→ **Given entries**:

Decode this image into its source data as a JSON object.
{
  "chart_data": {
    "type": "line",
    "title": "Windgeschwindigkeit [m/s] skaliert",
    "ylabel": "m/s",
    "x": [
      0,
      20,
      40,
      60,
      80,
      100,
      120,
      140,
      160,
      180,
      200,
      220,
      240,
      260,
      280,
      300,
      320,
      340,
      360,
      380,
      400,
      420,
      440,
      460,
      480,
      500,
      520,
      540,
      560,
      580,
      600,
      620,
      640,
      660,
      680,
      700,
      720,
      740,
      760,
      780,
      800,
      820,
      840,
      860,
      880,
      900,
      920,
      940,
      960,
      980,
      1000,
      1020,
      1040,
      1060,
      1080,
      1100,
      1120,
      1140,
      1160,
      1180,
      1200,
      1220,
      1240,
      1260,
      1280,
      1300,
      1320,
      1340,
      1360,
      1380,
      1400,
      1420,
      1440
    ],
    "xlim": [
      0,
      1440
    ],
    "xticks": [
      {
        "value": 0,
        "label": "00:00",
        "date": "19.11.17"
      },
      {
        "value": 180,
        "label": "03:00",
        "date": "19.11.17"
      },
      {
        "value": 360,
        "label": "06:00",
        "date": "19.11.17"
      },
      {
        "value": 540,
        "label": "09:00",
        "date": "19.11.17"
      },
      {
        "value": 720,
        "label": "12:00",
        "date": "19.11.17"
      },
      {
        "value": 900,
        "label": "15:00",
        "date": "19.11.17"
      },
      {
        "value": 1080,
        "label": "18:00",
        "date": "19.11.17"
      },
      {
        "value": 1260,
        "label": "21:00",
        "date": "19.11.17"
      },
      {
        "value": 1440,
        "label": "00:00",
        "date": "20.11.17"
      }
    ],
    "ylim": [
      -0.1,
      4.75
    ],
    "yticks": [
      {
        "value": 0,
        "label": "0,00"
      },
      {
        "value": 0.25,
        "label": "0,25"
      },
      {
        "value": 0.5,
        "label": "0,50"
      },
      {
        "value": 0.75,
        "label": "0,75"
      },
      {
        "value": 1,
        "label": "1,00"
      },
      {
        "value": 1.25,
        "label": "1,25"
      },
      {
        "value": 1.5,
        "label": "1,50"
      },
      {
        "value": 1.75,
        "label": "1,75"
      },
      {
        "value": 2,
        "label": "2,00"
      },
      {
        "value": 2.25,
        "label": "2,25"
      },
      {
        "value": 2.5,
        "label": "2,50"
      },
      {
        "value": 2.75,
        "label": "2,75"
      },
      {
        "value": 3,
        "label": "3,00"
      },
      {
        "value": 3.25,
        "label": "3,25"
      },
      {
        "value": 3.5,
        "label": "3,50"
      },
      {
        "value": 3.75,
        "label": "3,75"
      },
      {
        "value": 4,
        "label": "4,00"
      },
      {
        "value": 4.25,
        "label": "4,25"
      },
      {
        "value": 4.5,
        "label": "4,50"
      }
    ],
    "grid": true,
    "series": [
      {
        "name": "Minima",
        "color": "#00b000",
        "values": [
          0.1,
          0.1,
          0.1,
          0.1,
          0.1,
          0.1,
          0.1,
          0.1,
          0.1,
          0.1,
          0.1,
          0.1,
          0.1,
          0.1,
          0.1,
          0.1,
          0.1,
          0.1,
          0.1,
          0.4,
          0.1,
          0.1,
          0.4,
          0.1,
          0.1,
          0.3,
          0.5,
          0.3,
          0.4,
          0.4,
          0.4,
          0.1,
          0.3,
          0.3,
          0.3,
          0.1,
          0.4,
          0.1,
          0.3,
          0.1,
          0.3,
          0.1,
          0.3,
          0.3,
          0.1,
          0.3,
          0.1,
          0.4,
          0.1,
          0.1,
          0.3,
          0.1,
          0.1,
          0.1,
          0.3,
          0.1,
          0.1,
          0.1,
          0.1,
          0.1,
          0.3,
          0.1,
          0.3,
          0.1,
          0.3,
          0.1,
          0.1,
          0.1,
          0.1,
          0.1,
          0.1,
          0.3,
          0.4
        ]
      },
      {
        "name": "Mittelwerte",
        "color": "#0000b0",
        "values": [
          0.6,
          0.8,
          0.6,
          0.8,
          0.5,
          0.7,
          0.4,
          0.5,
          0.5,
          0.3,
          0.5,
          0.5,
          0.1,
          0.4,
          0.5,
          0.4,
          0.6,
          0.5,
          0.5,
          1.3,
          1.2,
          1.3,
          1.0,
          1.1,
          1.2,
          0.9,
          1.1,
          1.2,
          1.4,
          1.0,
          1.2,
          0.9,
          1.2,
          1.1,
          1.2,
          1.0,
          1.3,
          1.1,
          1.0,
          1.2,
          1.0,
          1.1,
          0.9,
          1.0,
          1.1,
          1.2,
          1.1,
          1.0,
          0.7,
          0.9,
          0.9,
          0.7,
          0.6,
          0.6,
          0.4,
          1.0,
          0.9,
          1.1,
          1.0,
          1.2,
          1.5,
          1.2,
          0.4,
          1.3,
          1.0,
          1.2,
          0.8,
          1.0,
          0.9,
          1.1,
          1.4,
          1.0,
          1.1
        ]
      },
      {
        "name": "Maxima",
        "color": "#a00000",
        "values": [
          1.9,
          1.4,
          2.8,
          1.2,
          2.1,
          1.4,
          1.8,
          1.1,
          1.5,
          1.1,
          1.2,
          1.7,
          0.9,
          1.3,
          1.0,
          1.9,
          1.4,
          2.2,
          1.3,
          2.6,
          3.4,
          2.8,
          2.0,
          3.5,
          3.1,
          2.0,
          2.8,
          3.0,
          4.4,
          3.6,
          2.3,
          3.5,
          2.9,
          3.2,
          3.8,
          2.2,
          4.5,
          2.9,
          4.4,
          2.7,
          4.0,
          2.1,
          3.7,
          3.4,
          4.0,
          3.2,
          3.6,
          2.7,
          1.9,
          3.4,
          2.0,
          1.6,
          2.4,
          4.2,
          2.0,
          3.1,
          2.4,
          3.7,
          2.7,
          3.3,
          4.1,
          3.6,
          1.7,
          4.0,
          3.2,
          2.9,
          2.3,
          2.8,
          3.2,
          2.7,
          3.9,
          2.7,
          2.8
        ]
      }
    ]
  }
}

→ **Exercise**: Each record above should be repeated exactly as it appears.

→ **Final result**:
Decode this image into its source data as a JSON object.
{
  "chart_data": {
    "type": "line",
    "title": "Windgeschwindigkeit [m/s] skaliert",
    "ylabel": "m/s",
    "x": [
      0,
      20,
      40,
      60,
      80,
      100,
      120,
      140,
      160,
      180,
      200,
      220,
      240,
      260,
      280,
      300,
      320,
      340,
      360,
      380,
      400,
      420,
      440,
      460,
      480,
      500,
      520,
      540,
      560,
      580,
      600,
      620,
      640,
      660,
      680,
      700,
      720,
      740,
      760,
      780,
      800,
      820,
      840,
      860,
      880,
      900,
      920,
      940,
      960,
      980,
      1000,
      1020,
      1040,
      1060,
      1080,
      1100,
      1120,
      1140,
      1160,
      1180,
      1200,
      1220,
      1240,
      1260,
      1280,
      1300,
      1320,
      1340,
      1360,
      1380,
      1400,
      1420,
      1440
    ],
    "xlim": [
      0,
      1440
    ],
    "xticks": [
      {
        "value": 0,
        "label": "00:00",
        "date": "19.11.17"
      },
      {
        "value": 180,
        "label": "03:00",
        "date": "19.11.17"
      },
      {
        "value": 360,
        "label": "06:00",
        "date": "19.11.17"
      },
      {
        "value": 540,
        "label": "09:00",
        "date": "19.11.17"
      },
      {
        "value": 720,
        "label": "12:00",
        "date": "19.11.17"
      },
      {
        "value": 900,
        "label": "15:00",
        "date": "19.11.17"
      },
      {
        "value": 1080,
        "label": "18:00",
        "date": "19.11.17"
      },
      {
        "value": 1260,
        "label": "21:00",
        "date": "19.11.17"
      },
      {
        "value": 1440,
        "label": "00:00",
        "date": "20.11.17"
      }
    ],
    "ylim": [
      -0.1,
      4.75
    ],
    "yticks": [
      {
        "value": 0,
        "label": "0,00"
      },
      {
        "value": 0.25,
        "label": "0,25"
      },
      {
        "value": 0.5,
        "label": "0,50"
      },
      {
        "value": 0.75,
        "label": "0,75"
      },
      {
        "value": 1,
        "label": "1,00"
      },
      {
        "value": 1.25,
        "label": "1,25"
      },
      {
        "value": 1.5,
        "label": "1,50"
      },
      {
        "value": 1.75,
        "label": "1,75"
      },
      {
        "value": 2,
        "label": "2,00"
      },
      {
        "value": 2.25,
        "label": "2,25"
      },
      {
        "value": 2.5,
        "label": "2,50"
      },
      {
        "value": 2.75,
        "label": "2,75"
      },
      {
        "value": 3,
        "label": "3,00"
      },
      {
        "value": 3.25,
        "label": "3,25"
      },
      {
        "value": 3.5,
        "label": "3,50"
      },
      {
        "value": 3.75,
        "label": "3,75"
      },
      {
        "value": 4,
        "label": "4,00"
      },
      {
        "value": 4.25,
        "label": "4,25"
      },
      {
        "value": 4.5,
        "label": "4,50"
      }
    ],
    "grid": true,
    "series": [
      {
        "name": "Minima",
        "color": "#00b000",
        "values": [
          0.1,
          0.1,
          0.1,
          0.1,
          0.1,
          0.1,
          0.1,
          0.1,
          0.1,
          0.1,
          0.1,
          0.1,
          0.1,
          0.1,
          0.1,
          0.1,
          0.1,
          0.1,
          0.1,
          0.4,
          0.1,
          0.1,
          0.4,
          0.1,
          0.1,
          0.3,
          0.5,
          0.3,
          0.4,
          0.4,
          0.4,
          0.1,
          0.3,
          0.3,
          0.3,
          0.1,
          0.4,
          0.1,
          0.3,
          0.1,
          0.3,
          0.1,
          0.3,
          0.3,
          0.1,
          0.3,
          0.1,
          0.4,
          0.1,
          0.1,
          0.3,
          0.1,
          0.1,
          0.1,
          0.3,
          0.1,
          0.1,
          0.1,
          0.1,
          0.1,
          0.3,
          0.1,
          0.3,
          0.1,
          0.3,
          0.1,
          0.1,
          0.1,
          0.1,
          0.1,
          0.1,
          0.3,
          0.4
        ]
      },
      {
        "name": "Mittelwerte",
        "color": "#0000b0",
        "values": [
          0.6,
          0.8,
          0.6,
          0.8,
          0.5,
          0.7,
          0.4,
          0.5,
          0.5,
          0.3,
          0.5,
          0.5,
          0.1,
          0.4,
          0.5,
          0.4,
          0.6,
          0.5,
          0.5,
          1.3,
          1.2,
          1.3,
          1.0,
          1.1,
          1.2,
          0.9,
          1.1,
          1.2,
          1.4,
          1.0,
          1.2,
          0.9,
          1.2,
          1.1,
          1.2,
          1.0,
          1.3,
          1.1,
          1.0,
          1.2,
          1.0,
          1.1,
          0.9,
          1.0,
          1.1,
          1.2,
          1.1,
          1.0,
          0.7,
          0.9,
          0.9,
          0.7,
          0.6,
          0.6,
          0.4,
          1.0,
          0.9,
          1.1,
          1.0,
          1.2,
          1.5,
          1.2,
          0.4,
          1.3,
          1.0,
          1.2,
          0.8,
          1.0,
          0.9,
          1.1,
          1.4,
          1.0,
          1.1
        ]
      },
      {
        "name": "Maxima",
        "color": "#a00000",
        "values": [
          1.9,
          1.4,
          2.8,
          1.2,
          2.1,
          1.4,
          1.8,
          1.1,
          1.5,
          1.1,
          1.2,
          1.7,
          0.9,
          1.3,
          1.0,
          1.9,
          1.4,
          2.2,
          1.3,
          2.6,
          3.4,
          2.8,
          2.0,
          3.5,
          3.1,
          2.0,
          2.8,
          3.0,
          4.4,
          3.6,
          2.3,
          3.5,
          2.9,
          3.2,
          3.8,
          2.2,
          4.5,
          2.9,
          4.4,
          2.7,
          4.0,
          2.1,
          3.7,
          3.4,
          4.0,
          3.2,
          3.6,
          2.7,
          1.9,
          3.4,
          2.0,
          1.6,
          2.4,
          4.2,
          2.0,
          3.1,
          2.4,
          3.7,
          2.7,
          3.3,
          4.1,
          3.6,
          1.7,
          4.0,
          3.2,
          2.9,
          2.3,
          2.8,
          3.2,
          2.7,
          3.9,
          2.7,
          2.8
        ]
      }
    ]
  }
}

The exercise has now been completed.